▸ **Entries provided**

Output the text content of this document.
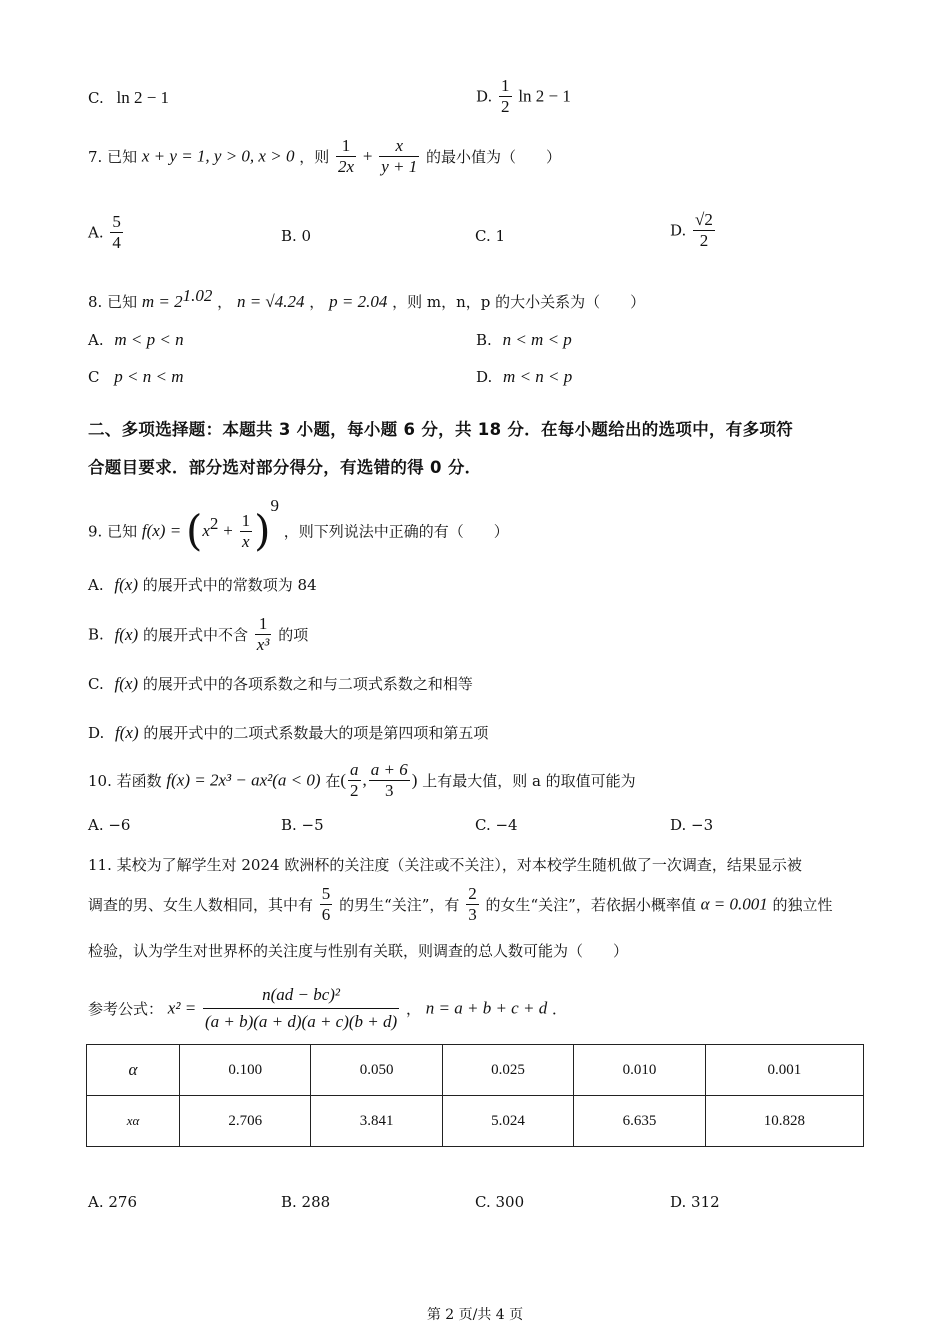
C. ln 2 − 1	D. $\frac{1}{2}$ ln 2 − 1
7. 已知 x + y = 1, y > 0, x > 0 ，则 $\frac{1}{2x} + \frac{x}{y + 1}$ 的最小值为（　　）
A. $\frac{5}{4}$	B. 0	C. 1	D. $\frac{√2}{2}$
8. 已知 $m = 2^{1.02}$ ， n = √4.24 ， p = 2.04 ，则 m，n，p 的大小关系为（　　）
A. m < p < n	B. n < m < p
C p < n < m	D. m < n < p
二、多项选择题：本题共 3 小题，每小题 6 分，共 18 分．在每小题给出的选项中，有多项符
合题目要求．部分选对部分得分，有选错的得 0 分．
9. 已知 $f(x) = (x^2 + \frac{1}{x} )^9$ ，则下列说法中正确的有（　　）
A. f(x) 的展开式中的常数项为 84
B. f(x) 的展开式中不含 $\frac{1}{\text{x³}}$ 的项
C. f(x) 的展开式中的各项系数之和与二项式系数之和相等
D. f(x) 的展开式中的二项式系数最大的项是第四项和第五项
10. 若函数 f(x) = 2x³ − ax²(a < 0) 在( $\frac{a}{2}$ , $\frac{a + 6}{3}$ ) 上有最大值，则 a 的取值可能为
A. −6	B. −5	C. −4	D. −3
11. 某校为了解学生对 2024 欧洲杯的关注度（关注或不关注），对本校学生随机做了一次调查，结果显示被
调查的男、女生人数相同，其中有 $\frac{5}{6}$ 的男生“关注”，有 $\frac{2}{3}$ 的女生“关注”，若依据小概率值 α = 0.001 的独立性
检验，认为学生对世界杯的关注度与性别有关联，则调查的总人数可能为（　　）
参考公式： $x^2 = \frac{\text{n(ad − bc)²}}{(a + b)(a + d)(a + c)(b + d)}$ ， n = a + b + c + d ．
α	0.100	0.050	0.025	0.010	0.001
xα	2.706	3.841	5.024	6.635	10.828
A. 276	B. 288	C. 300	D. 312
第 2 页/共 4 页
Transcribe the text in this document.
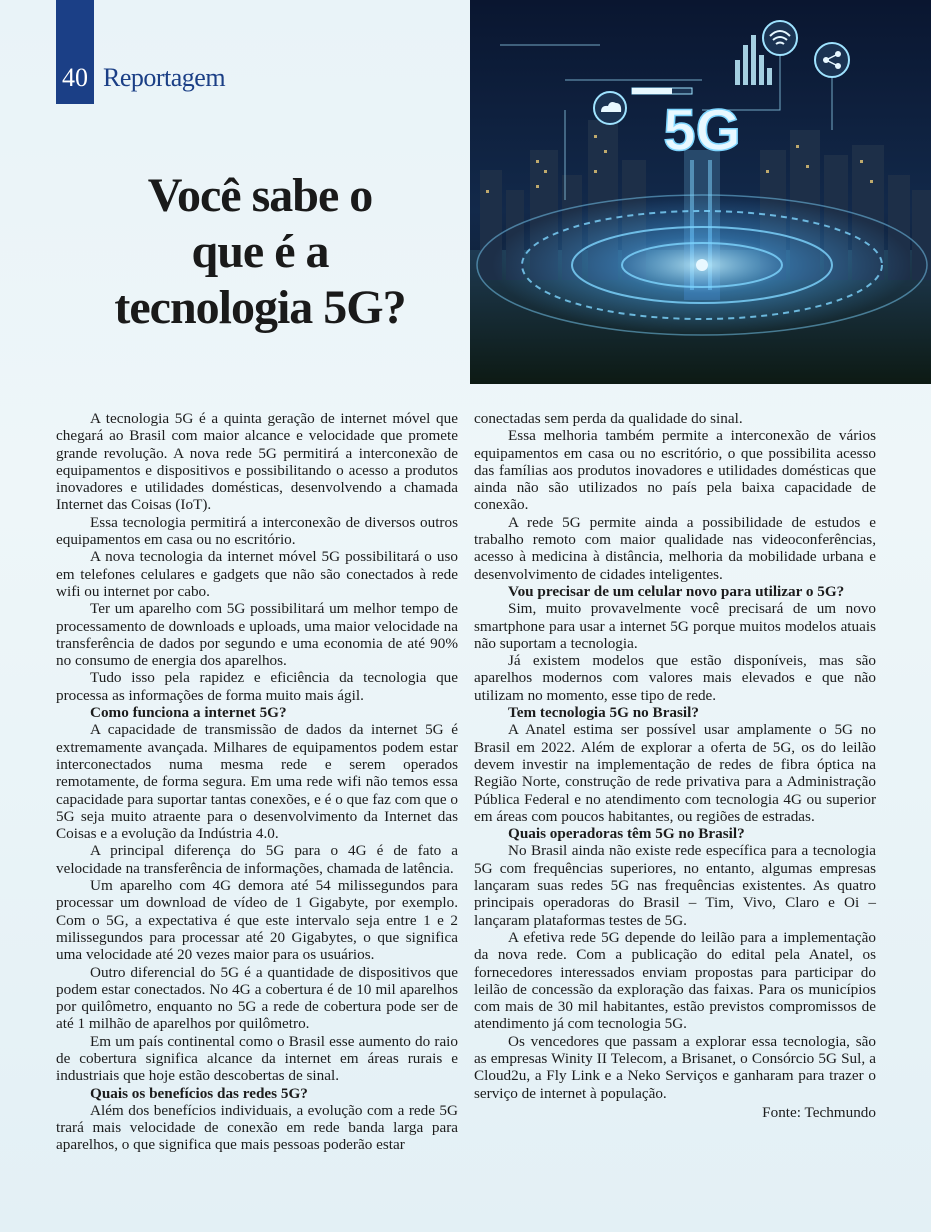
40 Reportagem
Você sabe o
que é a
tecnologia 5G?
5G

A tecnologia 5G é a quinta geração de internet móvel que chegará ao Brasil com maior alcance e velocidade que promete grande revolução. A nova rede 5G permitirá a interconexão de equipamentos e dispositivos e possibilitando o acesso a produtos inovadores e utilidades domésticas, desenvolvendo a chamada Internet das Coisas (IoT).

Essa tecnologia permitirá a interconexão de diversos outros equipamentos em casa ou no escritório.

A nova tecnologia da internet móvel 5G possibilitará o uso em telefones celulares e gadgets que não são conectados à rede wifi ou internet por cabo.

Ter um aparelho com 5G possibilitará um melhor tempo de processamento de downloads e uploads, uma maior velocidade na transferência de dados por segundo e uma economia de até 90% no consumo de energia dos aparelhos.

Tudo isso pela rapidez e eficiência da tecnologia que processa as informações de forma muito mais ágil.

Como funciona a internet 5G?

A capacidade de transmissão de dados da internet 5G é extremamente avançada. Milhares de equipamentos podem estar interconectados numa mesma rede e serem operados remotamente, de forma segura. Em uma rede wifi não temos essa capacidade para suportar tantas conexões, e é o que faz com que o 5G seja muito atraente para o desenvolvimento da Internet das Coisas e a evolução da Indústria 4.0.

A principal diferença do 5G para o 4G é de fato a velocidade na transferência de informações, chamada de latência.

Um aparelho com 4G demora até 54 milissegundos para processar um download de vídeo de 1 Gigabyte, por exemplo. Com o 5G, a expectativa é que este intervalo seja entre 1 e 2 milissegundos para processar até 20 Gigabytes, o que significa uma velocidade até 20 vezes maior para os usuários.

Outro diferencial do 5G é a quantidade de dispositivos que podem estar conectados. No 4G a cobertura é de 10 mil aparelhos por quilômetro, enquanto no 5G a rede de cobertura pode ser de até 1 milhão de aparelhos por quilômetro.

Em um país continental como o Brasil esse aumento do raio de cobertura significa alcance da internet em áreas rurais e industriais que hoje estão descobertas de sinal.

Quais os benefícios das redes 5G?

Além dos benefícios individuais, a evolução com a rede 5G trará mais velocidade de conexão em rede banda larga para aparelhos, o que significa que mais pessoas poderão estar

conectadas sem perda da qualidade do sinal.

Essa melhoria também permite a interconexão de vários equipamentos em casa ou no escritório, o que possibilita acesso das famílias aos produtos inovadores e utilidades domésticas que ainda não são utilizados no país pela baixa capacidade de conexão.

A rede 5G permite ainda a possibilidade de estudos e trabalho remoto com maior qualidade nas videoconferências, acesso à medicina à distância, melhoria da mobilidade urbana e desenvolvimento de cidades inteligentes.

Vou precisar de um celular novo para utilizar o 5G?

Sim, muito provavelmente você precisará de um novo smartphone para usar a internet 5G porque muitos modelos atuais não suportam a tecnologia.

Já existem modelos que estão disponíveis, mas são aparelhos modernos com valores mais elevados e que não utilizam no momento, esse tipo de rede.

Tem tecnologia 5G no Brasil?

A Anatel estima ser possível usar amplamente o 5G no Brasil em 2022. Além de explorar a oferta de 5G, os do leilão devem investir na implementação de redes de fibra óptica na Região Norte, construção de rede privativa para a Administração Pública Federal e no atendimento com tecnologia 4G ou superior em áreas com poucos habitantes, ou regiões de estradas.

Quais operadoras têm 5G no Brasil?

No Brasil ainda não existe rede específica para a tecnologia 5G com frequências superiores, no entanto, algumas empresas lançaram suas redes 5G nas frequências existentes. As quatro principais operadoras do Brasil – Tim, Vivo, Claro e Oi – lançaram plataformas testes de 5G.

A efetiva rede 5G depende do leilão para a implementação da nova rede. Com a publicação do edital pela Anatel, os fornecedores interessados enviam propostas para participar do leilão de concessão da exploração das faixas. Para os municípios com mais de 30 mil habitantes, estão previstos compromissos de atendimento já com tecnologia 5G.

Os vencedores que passam a explorar essa tecnologia, são as empresas Winity II Telecom, a Brisanet, o Consórcio 5G Sul, a Cloud2u, a Fly Link e a Neko Serviços e ganharam para trazer o serviço de internet à população.

Fonte: Techmundo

▸ **Job**
Within the data above, count the lines that contain the string "benefícios"; the reply is the number alone.

▸ **Worked solution**
2